Data for this exercise
—————

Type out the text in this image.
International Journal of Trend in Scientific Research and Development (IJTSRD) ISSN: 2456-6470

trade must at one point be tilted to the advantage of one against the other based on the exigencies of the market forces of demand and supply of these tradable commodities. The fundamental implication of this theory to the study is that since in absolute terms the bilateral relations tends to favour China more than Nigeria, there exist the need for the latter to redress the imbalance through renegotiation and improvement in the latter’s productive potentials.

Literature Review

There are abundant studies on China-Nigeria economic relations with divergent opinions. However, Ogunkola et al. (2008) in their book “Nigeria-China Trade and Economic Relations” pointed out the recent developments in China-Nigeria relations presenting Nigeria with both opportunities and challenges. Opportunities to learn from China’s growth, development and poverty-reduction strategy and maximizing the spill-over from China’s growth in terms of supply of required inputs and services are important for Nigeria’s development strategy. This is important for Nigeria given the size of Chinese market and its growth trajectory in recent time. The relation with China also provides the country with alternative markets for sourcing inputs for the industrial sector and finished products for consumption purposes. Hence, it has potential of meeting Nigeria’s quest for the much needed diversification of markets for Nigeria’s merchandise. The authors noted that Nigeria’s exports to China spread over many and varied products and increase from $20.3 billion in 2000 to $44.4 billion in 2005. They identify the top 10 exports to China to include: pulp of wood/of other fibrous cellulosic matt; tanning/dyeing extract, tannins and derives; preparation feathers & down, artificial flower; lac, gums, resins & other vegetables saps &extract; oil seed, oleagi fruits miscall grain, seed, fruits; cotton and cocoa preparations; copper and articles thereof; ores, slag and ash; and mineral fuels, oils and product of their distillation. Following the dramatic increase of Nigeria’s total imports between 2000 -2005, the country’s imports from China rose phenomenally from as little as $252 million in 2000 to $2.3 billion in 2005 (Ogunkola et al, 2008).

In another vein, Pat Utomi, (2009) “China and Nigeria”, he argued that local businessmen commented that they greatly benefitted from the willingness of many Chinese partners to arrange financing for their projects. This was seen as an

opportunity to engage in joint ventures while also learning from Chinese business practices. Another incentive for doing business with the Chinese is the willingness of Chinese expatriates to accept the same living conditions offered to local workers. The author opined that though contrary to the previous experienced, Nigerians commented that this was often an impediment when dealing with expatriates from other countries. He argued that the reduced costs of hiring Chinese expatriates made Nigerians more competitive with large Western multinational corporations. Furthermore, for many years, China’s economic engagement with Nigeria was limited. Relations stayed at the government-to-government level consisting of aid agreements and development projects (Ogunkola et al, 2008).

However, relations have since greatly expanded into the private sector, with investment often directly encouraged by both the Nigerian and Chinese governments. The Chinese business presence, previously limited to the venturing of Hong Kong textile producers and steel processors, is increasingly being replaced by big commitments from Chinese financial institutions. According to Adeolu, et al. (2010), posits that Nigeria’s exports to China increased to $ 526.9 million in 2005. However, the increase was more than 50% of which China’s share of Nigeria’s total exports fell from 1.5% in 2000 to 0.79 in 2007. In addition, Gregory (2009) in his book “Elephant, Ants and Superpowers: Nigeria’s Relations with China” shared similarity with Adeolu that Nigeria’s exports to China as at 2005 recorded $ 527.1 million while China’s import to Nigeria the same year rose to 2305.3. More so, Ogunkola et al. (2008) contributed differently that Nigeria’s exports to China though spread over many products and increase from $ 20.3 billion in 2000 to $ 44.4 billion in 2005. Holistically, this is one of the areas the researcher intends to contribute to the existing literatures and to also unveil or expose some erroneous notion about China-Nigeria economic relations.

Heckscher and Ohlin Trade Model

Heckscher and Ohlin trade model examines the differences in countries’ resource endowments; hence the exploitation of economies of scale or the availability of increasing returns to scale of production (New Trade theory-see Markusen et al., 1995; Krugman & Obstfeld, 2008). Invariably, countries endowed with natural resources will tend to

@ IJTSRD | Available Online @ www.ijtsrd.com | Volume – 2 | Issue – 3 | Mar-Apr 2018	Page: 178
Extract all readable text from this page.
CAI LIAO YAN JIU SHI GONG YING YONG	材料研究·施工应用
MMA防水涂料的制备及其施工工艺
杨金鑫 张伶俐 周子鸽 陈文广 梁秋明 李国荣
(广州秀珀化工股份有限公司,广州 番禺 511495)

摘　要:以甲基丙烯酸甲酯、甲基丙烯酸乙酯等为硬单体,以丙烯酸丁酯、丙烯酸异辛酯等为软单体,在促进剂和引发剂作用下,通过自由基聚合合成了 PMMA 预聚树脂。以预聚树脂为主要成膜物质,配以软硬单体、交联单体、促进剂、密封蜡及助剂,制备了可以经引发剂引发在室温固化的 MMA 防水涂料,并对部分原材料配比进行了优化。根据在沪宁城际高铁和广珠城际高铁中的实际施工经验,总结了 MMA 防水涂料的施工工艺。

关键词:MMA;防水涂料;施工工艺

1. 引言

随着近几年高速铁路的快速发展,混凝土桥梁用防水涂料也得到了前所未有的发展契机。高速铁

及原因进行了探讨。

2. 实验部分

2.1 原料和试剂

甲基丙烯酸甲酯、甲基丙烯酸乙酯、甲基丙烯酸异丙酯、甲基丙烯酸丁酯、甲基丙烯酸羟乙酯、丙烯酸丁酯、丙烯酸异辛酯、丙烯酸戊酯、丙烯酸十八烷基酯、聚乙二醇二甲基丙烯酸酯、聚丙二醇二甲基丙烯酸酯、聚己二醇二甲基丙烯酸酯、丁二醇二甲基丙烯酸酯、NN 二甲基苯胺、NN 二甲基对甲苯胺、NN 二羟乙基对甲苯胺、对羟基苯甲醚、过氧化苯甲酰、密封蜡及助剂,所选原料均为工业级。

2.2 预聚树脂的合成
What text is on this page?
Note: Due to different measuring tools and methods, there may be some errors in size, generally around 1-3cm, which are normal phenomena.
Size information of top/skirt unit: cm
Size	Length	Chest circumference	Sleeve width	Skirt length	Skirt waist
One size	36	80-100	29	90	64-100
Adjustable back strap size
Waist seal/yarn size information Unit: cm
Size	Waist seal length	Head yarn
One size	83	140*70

—————

Goal of the exercise
List all lines in the material containing the string "projects".

Task output
In another vein, Pat Utomi, (2009) “China and Nigeria”, he argued that local businessmen commented that they greatly benefitted from the willingness of many Chinese partners to arrange financing for their projects. This was seen as an
opportunity to engage in joint ventures while also learning from Chinese business practices. Another incentive for doing business with the Chinese is the willingness of Chinese expatriates to accept the same living conditions offered to local workers. The author opined that though contrary to the previous experienced, Nigerians commented that this was often an impediment when dealing with expatriates from other countries. He argued that the reduced costs of hiring Chinese expatriates made Nigerians more competitive with large Western multinational corporations. Furthermore, for many years, China’s economic engagement with Nigeria was limited. Relations stayed at the government-to-government level consisting of aid agreements and development projects (Ogunkola et al, 2008).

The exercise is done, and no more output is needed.